------ Provided data

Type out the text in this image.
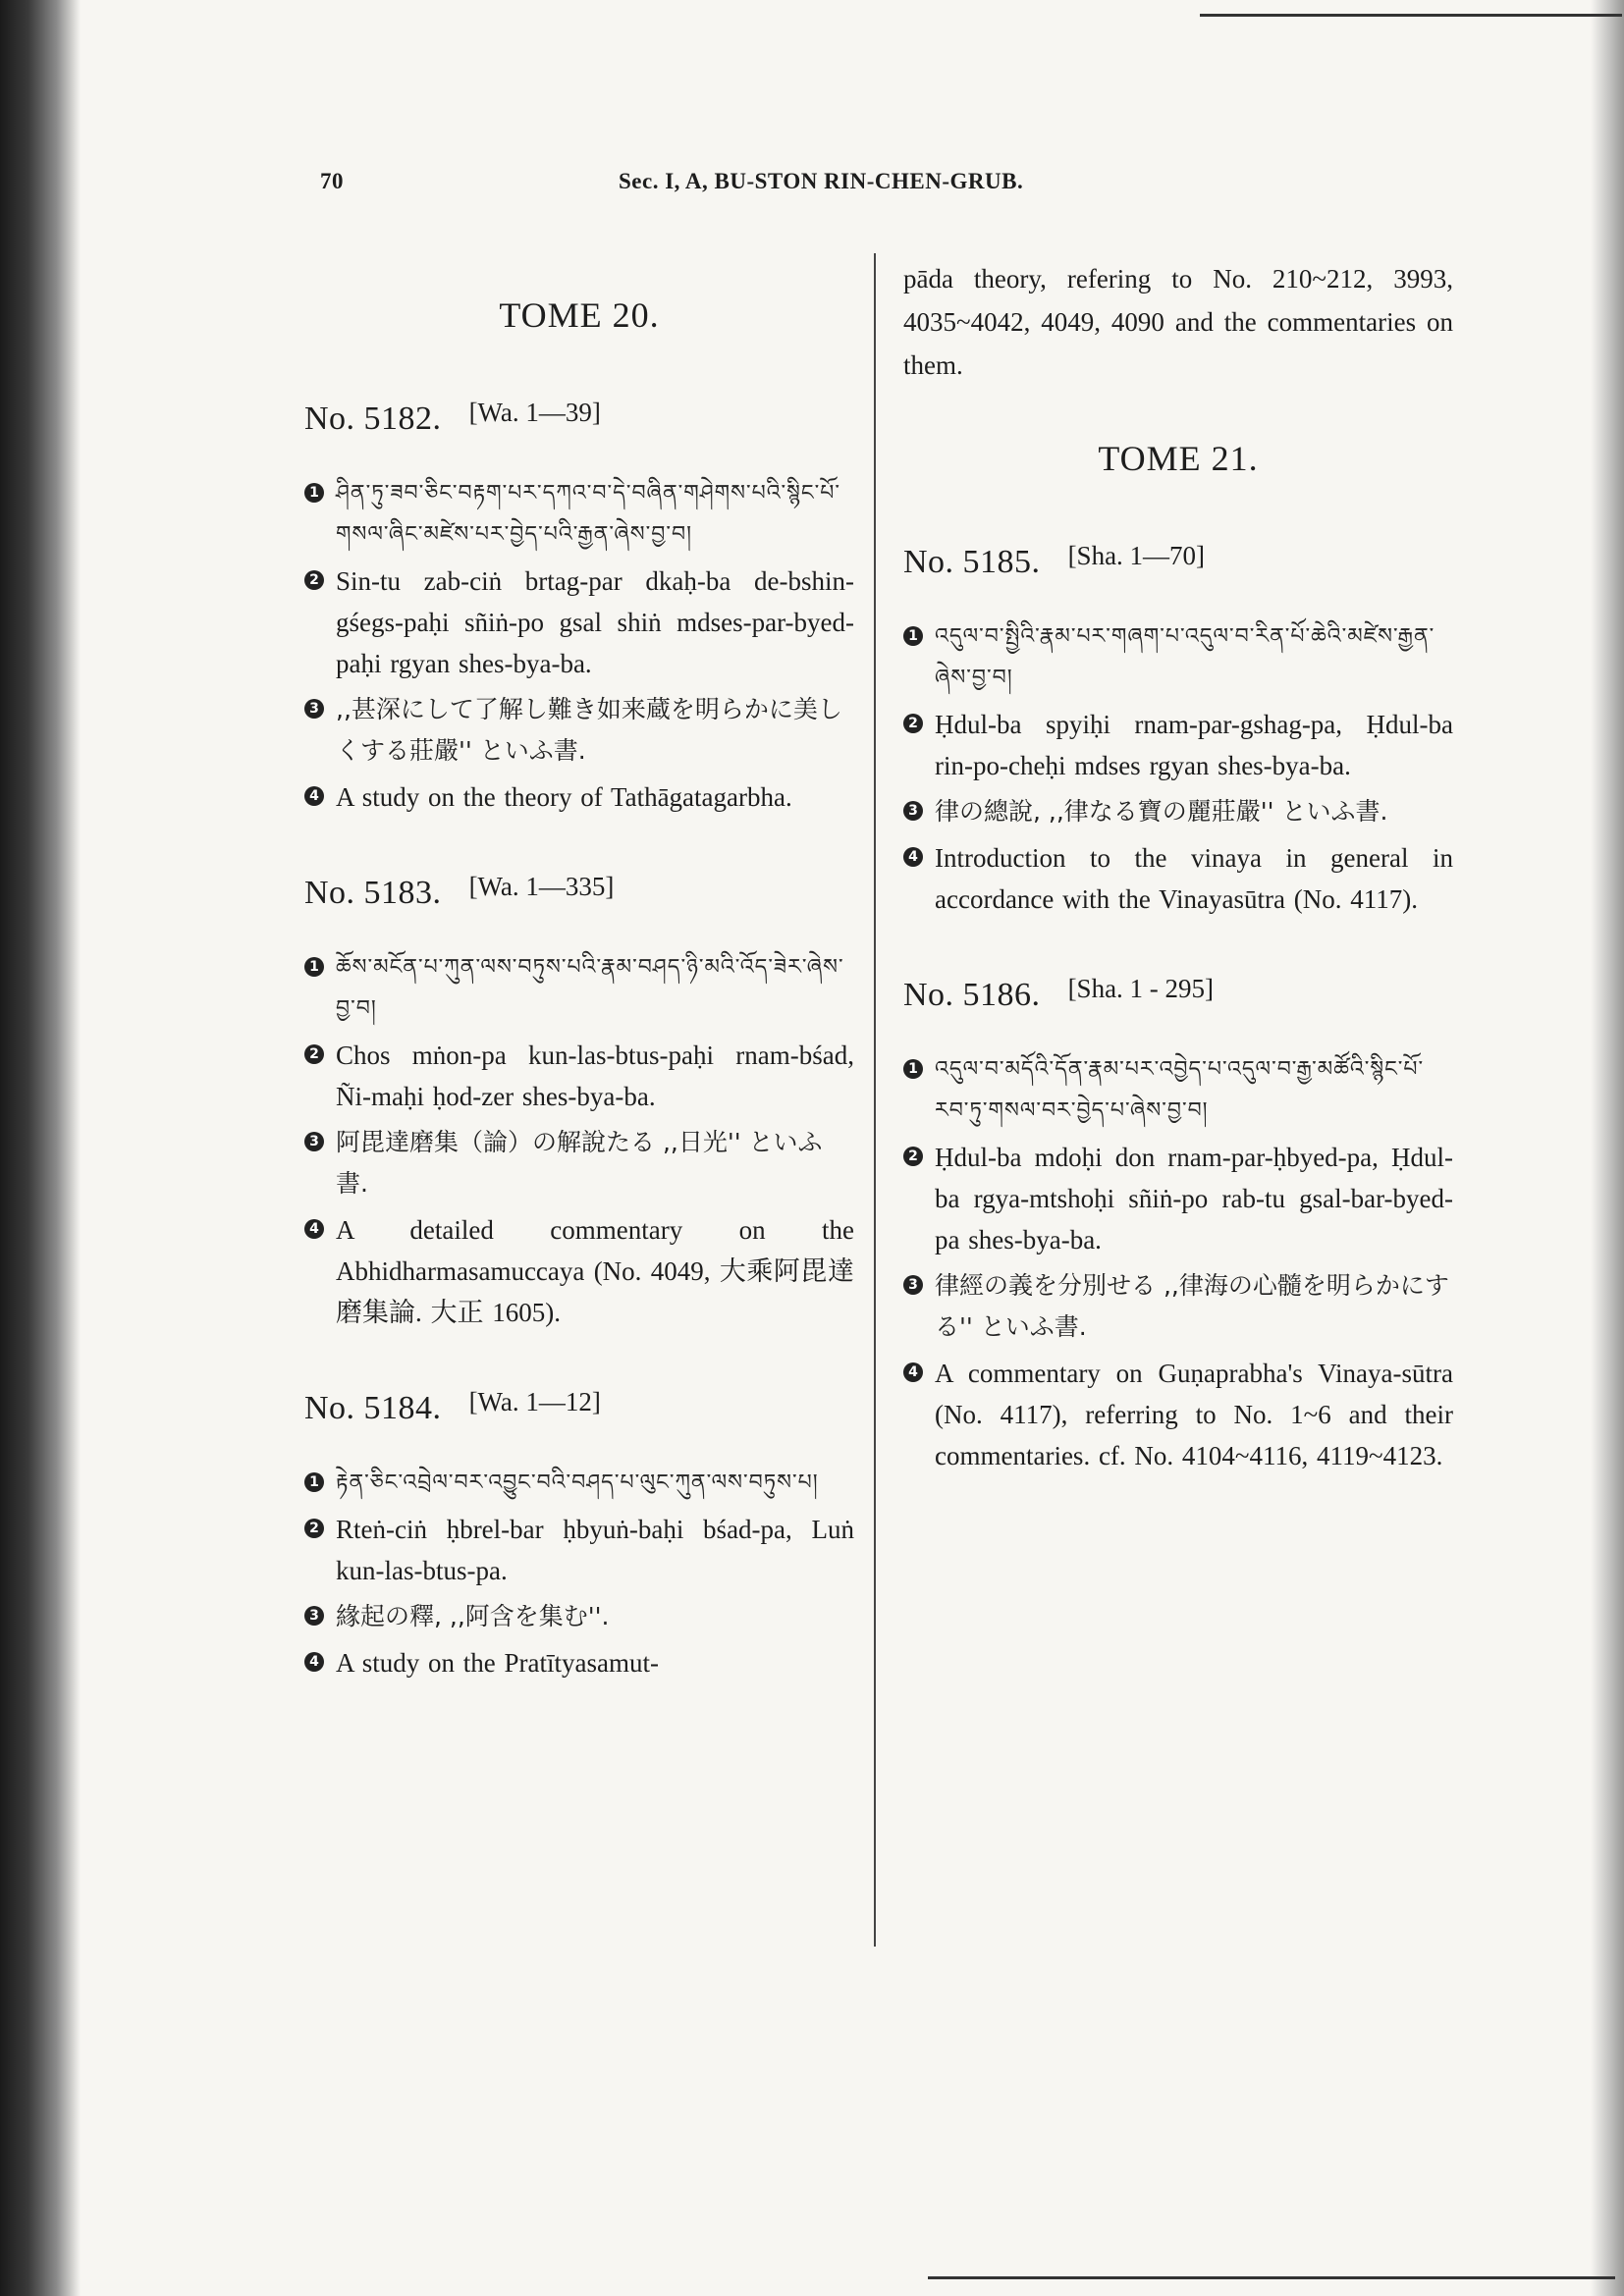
70	Sec. I, A, BU-STON RIN-CHEN-GRUB.
TOME 20.
No. 5182. [Wa. 1—39]
1 ཤིན་ཏུ་ཟབ་ཅིང་བརྟག་པར་དཀའ་བ་དེ་བཞིན་གཤེགས་པའི་སྙིང་པོ་གསལ་ཞིང་མཛེས་པར་བྱེད་པའི་རྒྱན་ཞེས་བྱ་བ།
2 Sin-tu zab-ciṅ brtag-par dkaḥ-ba de-bshin-gśegs-paḥi sñiṅ-po gsal shiṅ mdses-par-byed-paḥi rgyan shes-bya-ba.
3 ,,甚深にして了解し難き如来蔵を明らかに美しくする莊嚴'' といふ書.
4 A study on the theory of Tathāgatagarbha.
No. 5183. [Wa. 1—335]
1 ཆོས་མངོན་པ་ཀུན་ལས་བཏུས་པའི་རྣམ་བཤད་ཉི་མའི་འོད་ཟེར་ཞེས་བྱ་བ།
2 Chos mṅon-pa kun-las-btus-paḥi rnam-bśad, Ñi-maḥi ḥod-zer shes-bya-ba.
3 阿毘達磨集（論）の解說たる ,,日光'' といふ書.
4 A detailed commentary on the Abhidharmasamuccaya (No. 4049, 大乘阿毘達磨集論. 大正 1605).
No. 5184. [Wa. 1—12]
1 རྟེན་ཅིང་འབྲེལ་བར་འབྱུང་བའི་བཤད་པ་ལུང་ཀུན་ལས་བཏུས་པ།
2 Rteṅ-ciṅ ḥbrel-bar ḥbyuṅ-baḥi bśad-pa, Luṅ kun-las-btus-pa.
3 緣起の釋, ,,阿含を集む''.
4 A study on the Pratītyasamut-
pāda theory, refering to No. 210~212, 3993, 4035~4042, 4049, 4090 and the commentaries on them.
TOME 21.
No. 5185. [Sha. 1—70]
1 འདུལ་བ་སྤྱིའི་རྣམ་པར་གཞག་པ་འདུལ་བ་རིན་པོ་ཆེའི་མཛེས་རྒྱན་ཞེས་བྱ་བ།
2 Ḥdul-ba spyiḥi rnam-par-gshag-pa, Ḥdul-ba rin-po-cheḥi mdses rgyan shes-bya-ba.
3 律の總說, ,,律なる寶の麗莊嚴'' といふ書.
4 Introduction to the vinaya in general in accordance with the Vinayasūtra (No. 4117).
No. 5186. [Sha. 1 - 295]
1 འདུལ་བ་མདོའི་དོན་རྣམ་པར་འབྱེད་པ་འདུལ་བ་རྒྱ་མཚོའི་སྙིང་པོ་རབ་ཏུ་གསལ་བར་བྱེད་པ་ཞེས་བྱ་བ།
2 Ḥdul-ba mdoḥi don rnam-par-ḥbyed-pa, Ḥdul-ba rgya-mtshoḥi sñiṅ-po rab-tu gsal-bar-byed-pa shes-bya-ba.
3 律經の義を分別せる ,,律海の心髓を明らかにする'' といふ書.
4 A commentary on Guṇaprabha's Vinaya-sūtra (No. 4117), referring to No. 1~6 and their commentaries. cf. No. 4104~4116, 4119~4123.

------------

Scan the material above. Return every line containing the string "rnam".

2 Chos mṅon-pa kun-las-btus-paḥi rnam-bśad, Ñi-maḥi ḥod-zer shes-bya-ba.
2 Ḥdul-ba spyiḥi rnam-par-gshag-pa, Ḥdul-ba rin-po-cheḥi mdses rgyan shes-bya-ba.
2 Ḥdul-ba mdoḥi don rnam-par-ḥbyed-pa, Ḥdul-ba rgya-mtshoḥi sñiṅ-po rab-tu gsal-bar-byed-pa shes-bya-ba.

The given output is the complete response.